### Given data
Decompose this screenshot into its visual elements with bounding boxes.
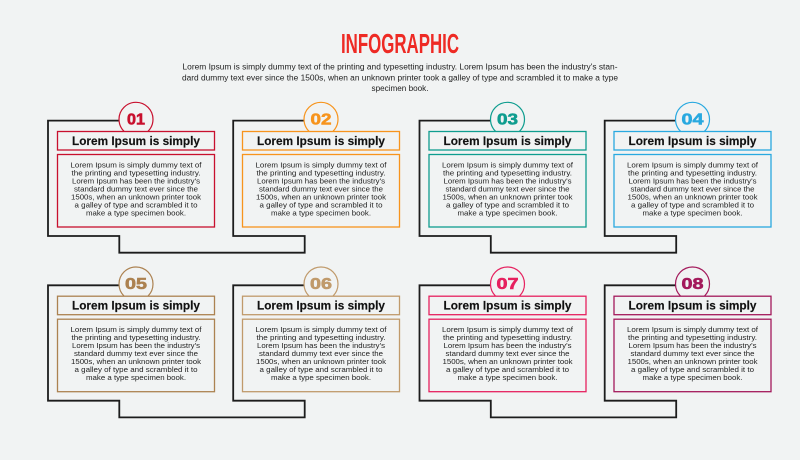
body box 04 (614, 154, 771, 227)
body box 08 (614, 319, 771, 392)
heading box 04: Lorem Ipsum is simply (628, 135, 757, 148)
body box 03: the printing and typesetting industry. (443, 168, 572, 178)
body box 01: 1500s, when an unknown printer took (71, 192, 201, 202)
body box 01: make a type specimen book. (86, 208, 186, 218)
body box 03: Lorem Ipsum has been the industry's (444, 176, 572, 186)
heading box 04 (614, 132, 771, 150)
card 01 (58, 102, 214, 227)
body box 04: make a type specimen book. (642, 208, 742, 218)
number badge 04 (676, 102, 710, 136)
connector: cards 01 and 02 (48, 121, 305, 253)
body box 06: make a type specimen book. (271, 373, 371, 382)
body box 06: a galley of type and scrambled it to (260, 365, 382, 374)
body box 01 (58, 154, 214, 227)
body box 06 (242, 319, 400, 392)
body box 02: 1500s, when an unknown printer took (256, 192, 386, 202)
number badge 05: 05 (125, 276, 147, 293)
number badge 08 (676, 267, 710, 301)
body box 04: 1500s, when an unknown printer took (628, 192, 758, 202)
body box 02: Lorem Ipsum is simply dummy text of (256, 160, 388, 170)
card 08 (614, 267, 771, 392)
body box 08: standard dummy text ever since the (630, 349, 754, 358)
card 04 (614, 102, 771, 227)
body box 07: the printing and typesetting industry. (443, 333, 572, 342)
heading box 06 (242, 296, 400, 315)
body box 06: Lorem Ipsum is simply dummy text of (256, 325, 388, 334)
heading box 08: Lorem Ipsum is simply (628, 300, 757, 313)
body box 05: standard dummy text ever since the (74, 349, 198, 358)
body box 01: Lorem Ipsum has been the industry's (72, 176, 200, 186)
connector: cards 03 and 04 (420, 121, 676, 253)
body box 05: Lorem Ipsum is simply dummy text of (70, 325, 203, 334)
body box 08: make a type specimen book. (642, 373, 742, 382)
body box 04: Lorem Ipsum is simply dummy text of (627, 160, 759, 170)
body box 08: 1500s, when an unknown printer took (628, 357, 758, 366)
body box 03: standard dummy text ever since the (446, 184, 570, 194)
body box 07 (429, 319, 586, 392)
connector: cards 07 and 08 (420, 285, 676, 417)
body box 01: the printing and typesetting industry. (72, 168, 200, 178)
body box 02: Lorem Ipsum has been the industry's (257, 176, 385, 186)
card 05 (58, 267, 214, 392)
body box 03 (429, 154, 586, 227)
number badge 08: 08 (682, 276, 704, 293)
body box 06: 1500s, when an unknown printer took (256, 357, 386, 366)
title: INFOGRAPHIC (341, 28, 459, 59)
number badge 07: 07 (496, 276, 519, 293)
number badge 04: 04 (682, 112, 704, 128)
body box 08: the printing and typesetting industry. (628, 333, 757, 342)
heading box 06: Lorem Ipsum is simply (257, 300, 386, 313)
number badge 06: 06 (310, 276, 332, 293)
card 02 (242, 102, 400, 227)
heading box 05 (58, 296, 214, 315)
number badge 06 (304, 267, 338, 301)
body box 02: the printing and typesetting industry. (256, 168, 386, 178)
heading box 02: Lorem Ipsum is simply (257, 135, 386, 148)
body box 03: Lorem Ipsum is simply dummy text of (442, 160, 574, 170)
heading box 01 (58, 132, 214, 150)
heading box 02 (242, 132, 400, 150)
body box 06: Lorem Ipsum has been the industry's (257, 341, 385, 350)
intro text: dard dummy text ever since the 1500s, when an unknown printer took a galley of type and scrambled it to make a type (182, 73, 619, 82)
body box 01: a galley of type and scrambled it to (74, 200, 198, 210)
body box 05 (58, 319, 214, 392)
body box 02: make a type specimen book. (271, 208, 371, 218)
number badge 02: 02 (310, 112, 332, 128)
body box 05: the printing and typesetting industry. (72, 333, 200, 342)
body box 03: a galley of type and scrambled it to (446, 200, 569, 210)
heading box 03: Lorem Ipsum is simply (444, 135, 572, 148)
heading box 07 (429, 296, 586, 315)
number badge 05 (119, 267, 153, 301)
body box 04: Lorem Ipsum has been the industry's (628, 176, 757, 186)
body box 05: 1500s, when an unknown printer took (71, 357, 201, 366)
body box 07: a galley of type and scrambled it to (446, 365, 569, 374)
body box 03: make a type specimen book. (458, 208, 558, 218)
number badge 03: 03 (497, 112, 518, 128)
number badge 03 (490, 102, 524, 136)
heading box 07: Lorem Ipsum is simply (444, 300, 572, 313)
body box 01: standard dummy text ever since the (74, 184, 198, 194)
heading box 03 (429, 132, 586, 150)
body box 07: Lorem Ipsum is simply dummy text of (442, 325, 574, 334)
card 03 (429, 102, 586, 227)
body box 08: a galley of type and scrambled it to (631, 365, 754, 374)
card 07 (429, 267, 586, 392)
body box 05: Lorem Ipsum has been the industry's (72, 341, 200, 350)
body box 06: the printing and typesetting industry. (256, 333, 386, 342)
body box 07: 1500s, when an unknown printer took (442, 357, 573, 366)
body box 04: the printing and typesetting industry. (628, 168, 757, 178)
intro text (182, 62, 619, 93)
number badge 01 (119, 102, 153, 136)
intro text: Lorem Ipsum is simply dummy text of the printing and typesetting industry. Lorem Ipsum has been the industry's stan- (182, 62, 618, 72)
card 06 (242, 267, 400, 392)
body box 02 (242, 154, 400, 227)
number badge 01: 01 (127, 112, 145, 128)
connector: cards 05 and 06 (48, 285, 305, 417)
body box 07: make a type specimen book. (458, 373, 558, 382)
body box 05: a galley of type and scrambled it to (74, 365, 198, 374)
body box 06: standard dummy text ever since the (259, 349, 383, 358)
intro text: specimen book. (372, 84, 428, 93)
heading box 08 (614, 296, 771, 315)
body box 07: standard dummy text ever since the (446, 349, 570, 358)
body box 03: 1500s, when an unknown printer took (442, 192, 573, 202)
heading box 05: Lorem Ipsum is simply (72, 300, 201, 313)
body box 02: a galley of type and scrambled it to (260, 200, 382, 210)
number badge 02 (304, 102, 338, 136)
body box 08: Lorem Ipsum is simply dummy text of (627, 325, 759, 334)
body box 01: Lorem Ipsum is simply dummy text of (70, 160, 203, 170)
heading box 01: Lorem Ipsum is simply (72, 135, 201, 148)
number badge 07 (490, 267, 524, 301)
body box 07: Lorem Ipsum has been the industry's (444, 341, 572, 350)
body box 02: standard dummy text ever since the (259, 184, 383, 194)
body box 04: a galley of type and scrambled it to (631, 200, 754, 210)
body box 04: standard dummy text ever since the (630, 184, 754, 194)
body box 05: make a type specimen book. (86, 373, 186, 382)
body box 08: Lorem Ipsum has been the industry's (628, 341, 757, 350)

### Written exercise
Render the lines above, starting at the one containing "body box 04 (614, 154, 771, 227)" and ending at the one containing "body box 02: 1500s, when", as a Markdown table with the columns Number and Item line. Number each row and leave out blank lines.

### Task solution
| Number | Item line |
|---|---|
| 1 | body box 04 (614, 154, 771, 227) |
| 2 | body box 08 (614, 319, 771, 392) |
| 3 | heading box 04: Lorem Ipsum is simply (628, 135, 757, 148) |
| 4 | body box 03: the printing and typesetting industry. (443, 168, 572, 178) |
| 5 | body box 01: 1500s, when an unknown printer took (71, 192, 201, 202) |
| 6 | body box 01: make a type specimen book. (86, 208, 186, 218) |
| 7 | body box 03: Lorem Ipsum has been the industry's (444, 176, 572, 186) |
| 8 | heading box 04 (614, 132, 771, 150) |
| 9 | card 01 (58, 102, 214, 227) |
| 10 | body box 04: make a type specimen book. (642, 208, 742, 218) |
| 11 | number badge 04 (676, 102, 710, 136) |
| 12 | connector: cards 01 and 02 (48, 121, 305, 253) |
| 13 | body box 06: make a type specimen book. (271, 373, 371, 382) |
| 14 | body box 06: a galley of type and scrambled it to (260, 365, 382, 374) |
| 15 | body box 01 (58, 154, 214, 227) |
| 16 | body box 06 (242, 319, 400, 392) |
| 17 | body box 02: 1500s, when an unknown printer took (256, 192, 386, 202) |